_Task directions_: Your task is to copy the listing exactly, with the pictures left out.

_Given data_:
────

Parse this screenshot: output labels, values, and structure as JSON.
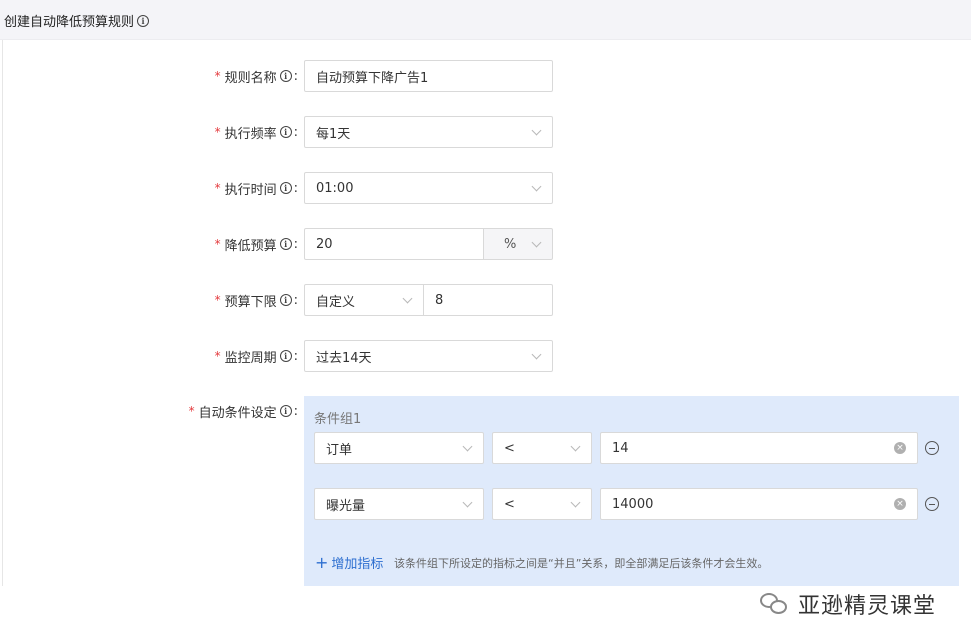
{
  "header": {
    "title": "创建自动降低预算规则"
  },
  "form": {
    "rule_name": {
      "label": "规则名称",
      "value": "自动预算下降广告1"
    },
    "frequency": {
      "label": "执行频率",
      "value": "每1天"
    },
    "exec_time": {
      "label": "执行时间",
      "value": "01:00"
    },
    "reduce_budget": {
      "label": "降低预算",
      "value": "20",
      "unit": "%"
    },
    "budget_floor": {
      "label": "预算下限",
      "mode": "自定义",
      "value": "8"
    },
    "monitor_period": {
      "label": "监控周期",
      "value": "过去14天"
    },
    "auto_condition": {
      "label": "自动条件设定"
    }
  },
  "conditions": {
    "group_label": "条件组1",
    "rows": [
      {
        "metric": "订单",
        "operator": "<",
        "value": "14"
      },
      {
        "metric": "曝光量",
        "operator": "<",
        "value": "14000"
      }
    ],
    "add_label": "增加指标",
    "hint": "该条件组下所设定的指标之间是“并且”关系，即全部满足后该条件才会生效。"
  },
  "watermark": {
    "text": "亚逊精灵课堂"
  }
}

────

_Solution_:
Parse this screenshot: output labels, values, and structure as JSON.
{
  "header": {
    "title": "创建自动降低预算规则"
  },
  "form": {
    "rule_name": {
      "label": "规则名称",
      "value": "自动预算下降广告1"
    },
    "frequency": {
      "label": "执行频率",
      "value": "每1天"
    },
    "exec_time": {
      "label": "执行时间",
      "value": "01:00"
    },
    "reduce_budget": {
      "label": "降低预算",
      "value": "20",
      "unit": "%"
    },
    "budget_floor": {
      "label": "预算下限",
      "mode": "自定义",
      "value": "8"
    },
    "monitor_period": {
      "label": "监控周期",
      "value": "过去14天"
    },
    "auto_condition": {
      "label": "自动条件设定"
    }
  },
  "conditions": {
    "group_label": "条件组1",
    "rows": [
      {
        "metric": "订单",
        "operator": "<",
        "value": "14"
      },
      {
        "metric": "曝光量",
        "operator": "<",
        "value": "14000"
      }
    ],
    "add_label": "增加指标",
    "hint": "该条件组下所设定的指标之间是“并且”关系，即全部满足后该条件才会生效。"
  },
  "watermark": {
    "text": "亚逊精灵课堂"
  }
}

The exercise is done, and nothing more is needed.